## GIVEN REQUEST
Copy every one of the rows below word for word, keeping each line unchanged.

* start *

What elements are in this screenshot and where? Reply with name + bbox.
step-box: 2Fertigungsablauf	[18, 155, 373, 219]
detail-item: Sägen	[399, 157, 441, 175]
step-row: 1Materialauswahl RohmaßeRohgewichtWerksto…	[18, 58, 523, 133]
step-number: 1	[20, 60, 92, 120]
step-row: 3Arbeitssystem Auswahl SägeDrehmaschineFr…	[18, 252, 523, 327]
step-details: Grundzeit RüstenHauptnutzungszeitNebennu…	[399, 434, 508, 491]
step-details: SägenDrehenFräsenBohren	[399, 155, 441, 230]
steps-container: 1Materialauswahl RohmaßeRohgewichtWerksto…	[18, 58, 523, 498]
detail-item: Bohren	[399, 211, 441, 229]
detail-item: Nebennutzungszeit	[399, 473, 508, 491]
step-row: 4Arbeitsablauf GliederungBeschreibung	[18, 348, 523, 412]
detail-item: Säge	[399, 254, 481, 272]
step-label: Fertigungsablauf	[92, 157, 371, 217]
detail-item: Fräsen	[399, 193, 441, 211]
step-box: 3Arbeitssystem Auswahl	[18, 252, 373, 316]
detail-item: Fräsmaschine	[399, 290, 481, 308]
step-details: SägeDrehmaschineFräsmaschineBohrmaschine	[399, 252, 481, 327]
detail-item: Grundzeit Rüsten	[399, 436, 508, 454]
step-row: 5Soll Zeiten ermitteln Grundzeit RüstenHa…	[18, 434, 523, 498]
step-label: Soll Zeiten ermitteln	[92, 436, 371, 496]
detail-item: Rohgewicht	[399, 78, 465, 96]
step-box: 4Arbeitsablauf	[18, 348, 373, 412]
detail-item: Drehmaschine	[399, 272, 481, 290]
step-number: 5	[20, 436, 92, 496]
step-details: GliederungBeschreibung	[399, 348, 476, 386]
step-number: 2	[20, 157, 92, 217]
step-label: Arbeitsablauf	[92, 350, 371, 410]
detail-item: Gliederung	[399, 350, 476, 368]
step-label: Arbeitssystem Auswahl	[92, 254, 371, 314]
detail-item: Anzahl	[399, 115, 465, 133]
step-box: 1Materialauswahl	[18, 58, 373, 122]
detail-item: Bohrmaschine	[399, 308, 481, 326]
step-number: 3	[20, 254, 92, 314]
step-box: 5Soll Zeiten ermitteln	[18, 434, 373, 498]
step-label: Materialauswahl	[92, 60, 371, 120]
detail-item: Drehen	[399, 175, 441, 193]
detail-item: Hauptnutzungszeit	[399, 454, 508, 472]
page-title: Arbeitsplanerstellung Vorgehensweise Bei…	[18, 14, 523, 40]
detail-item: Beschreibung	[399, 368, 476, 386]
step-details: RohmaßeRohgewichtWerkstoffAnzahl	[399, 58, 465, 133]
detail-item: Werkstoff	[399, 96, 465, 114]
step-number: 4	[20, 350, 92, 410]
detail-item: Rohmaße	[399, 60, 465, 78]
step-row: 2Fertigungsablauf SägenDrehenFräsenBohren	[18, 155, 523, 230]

* end *

## OUTPUT
What elements are in this screenshot and where? Reply with name + bbox.
step-box: 2Fertigungsablauf	[18, 155, 373, 219]
detail-item: Sägen	[399, 157, 441, 175]
step-row: 1Materialauswahl RohmaßeRohgewichtWerksto…	[18, 58, 523, 133]
step-number: 1	[20, 60, 92, 120]
step-row: 3Arbeitssystem Auswahl SägeDrehmaschineFr…	[18, 252, 523, 327]
step-details: Grundzeit RüstenHauptnutzungszeitNebennu…	[399, 434, 508, 491]
step-details: SägenDrehenFräsenBohren	[399, 155, 441, 230]
steps-container: 1Materialauswahl RohmaßeRohgewichtWerksto…	[18, 58, 523, 498]
detail-item: Bohren	[399, 211, 441, 229]
detail-item: Nebennutzungszeit	[399, 473, 508, 491]
step-row: 4Arbeitsablauf GliederungBeschreibung	[18, 348, 523, 412]
detail-item: Säge	[399, 254, 481, 272]
step-label: Fertigungsablauf	[92, 157, 371, 217]
detail-item: Fräsen	[399, 193, 441, 211]
step-box: 3Arbeitssystem Auswahl	[18, 252, 373, 316]
detail-item: Fräsmaschine	[399, 290, 481, 308]
step-details: SägeDrehmaschineFräsmaschineBohrmaschine	[399, 252, 481, 327]
detail-item: Grundzeit Rüsten	[399, 436, 508, 454]
step-row: 5Soll Zeiten ermitteln Grundzeit RüstenHa…	[18, 434, 523, 498]
step-label: Soll Zeiten ermitteln	[92, 436, 371, 496]
detail-item: Rohgewicht	[399, 78, 465, 96]
step-box: 4Arbeitsablauf	[18, 348, 373, 412]
detail-item: Drehmaschine	[399, 272, 481, 290]
step-number: 5	[20, 436, 92, 496]
step-details: GliederungBeschreibung	[399, 348, 476, 386]
step-number: 2	[20, 157, 92, 217]
step-label: Arbeitsablauf	[92, 350, 371, 410]
detail-item: Gliederung	[399, 350, 476, 368]
step-label: Arbeitssystem Auswahl	[92, 254, 371, 314]
detail-item: Anzahl	[399, 115, 465, 133]
step-box: 1Materialauswahl	[18, 58, 373, 122]
detail-item: Bohrmaschine	[399, 308, 481, 326]
step-number: 3	[20, 254, 92, 314]
step-box: 5Soll Zeiten ermitteln	[18, 434, 373, 498]
step-label: Materialauswahl	[92, 60, 371, 120]
detail-item: Drehen	[399, 175, 441, 193]
detail-item: Hauptnutzungszeit	[399, 454, 508, 472]
page-title: Arbeitsplanerstellung Vorgehensweise Bei…	[18, 14, 523, 40]
detail-item: Beschreibung	[399, 368, 476, 386]
step-details: RohmaßeRohgewichtWerkstoffAnzahl	[399, 58, 465, 133]
detail-item: Werkstoff	[399, 96, 465, 114]
step-number: 4	[20, 350, 92, 410]
detail-item: Rohmaße	[399, 60, 465, 78]
step-row: 2Fertigungsablauf SägenDrehenFräsenBohren	[18, 155, 523, 230]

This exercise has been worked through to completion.